● **Task**: Nothing but an exact repeat of the data, with pictures removed, belongs in the answer.

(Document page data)
============

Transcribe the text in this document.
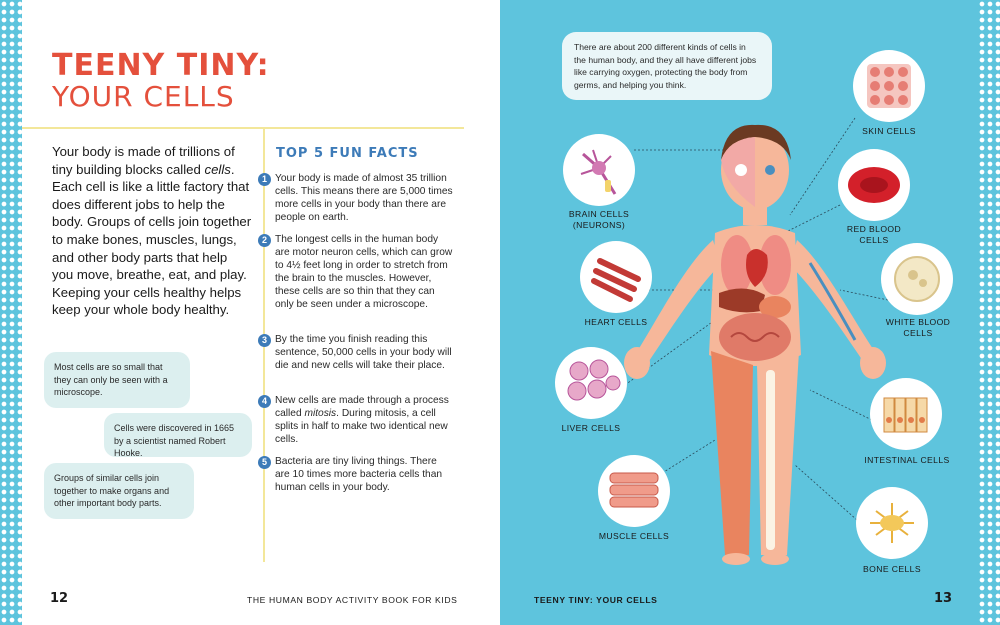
TEENY TINY:
YOUR CELLS

Your body is made of trillions of tiny building blocks called cells. Each cell is like a little factory that does different jobs to help the body. Groups of cells join together to make bones, muscles, lungs, and other body parts that help you move, breathe, eat, and play. Keeping your cells healthy helps keep your whole body healthy.

Most cells are so small that they can only be seen with a microscope.
Cells were discovered in 1665 by a scientist named Robert Hooke.
Groups of similar cells join together to make organs and other important body parts.
TOP 5 FUN FACTS
1 Your body is made of almost 35 trillion cells. This means there are 5,000 times more cells in your body than there are people on earth.
2 The longest cells in the human body are motor neuron cells, which can grow to 4½ feet long in order to stretch from the brain to the muscles. However, these cells are so thin that they can only be seen under a microscope.
3 By the time you finish reading this sentence, 50,000 cells in your body will die and new cells will take their place.
4 New cells are made through a process called mitosis. During mitosis, a cell splits in half to make two identical new cells.
5 Bacteria are tiny living things. There are 10 times more bacteria cells than human cells in your body.
12	THE HUMAN BODY ACTIVITY BOOK FOR KIDS
There are about 200 different kinds of cells in the human body, and they all have different jobs like carrying oxygen, protecting the body from germs, and helping you think.
SKIN CELLS
BRAIN CELLS
(NEURONS)	RED BLOOD
CELLS
HEART CELLS	WHITE BLOOD
CELLS
LIVER CELLS
INTESTINAL CELLS
MUSCLE CELLS
BONE CELLS
TEENY TINY: YOUR CELLS	13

============

● **Solution for this exercise**:
Transcribe the text in this document.
TEENY TINY:
YOUR CELLS

Your body is made of trillions of tiny building blocks called cells. Each cell is like a little factory that does different jobs to help the body. Groups of cells join together to make bones, muscles, lungs, and other body parts that help you move, breathe, eat, and play. Keeping your cells healthy helps keep your whole body healthy.

Most cells are so small that they can only be seen with a microscope.
Cells were discovered in 1665 by a scientist named Robert Hooke.
Groups of similar cells join together to make organs and other important body parts.
TOP 5 FUN FACTS
1 Your body is made of almost 35 trillion cells. This means there are 5,000 times more cells in your body than there are people on earth.
2 The longest cells in the human body are motor neuron cells, which can grow to 4½ feet long in order to stretch from the brain to the muscles. However, these cells are so thin that they can only be seen under a microscope.
3 By the time you finish reading this sentence, 50,000 cells in your body will die and new cells will take their place.
4 New cells are made through a process called mitosis. During mitosis, a cell splits in half to make two identical new cells.
5 Bacteria are tiny living things. There are 10 times more bacteria cells than human cells in your body.
12	THE HUMAN BODY ACTIVITY BOOK FOR KIDS
There are about 200 different kinds of cells in the human body, and they all have different jobs like carrying oxygen, protecting the body from germs, and helping you think.
SKIN CELLS
BRAIN CELLS
(NEURONS)	RED BLOOD
CELLS
HEART CELLS	WHITE BLOOD
CELLS
LIVER CELLS
INTESTINAL CELLS
MUSCLE CELLS
BONE CELLS
TEENY TINY: YOUR CELLS	13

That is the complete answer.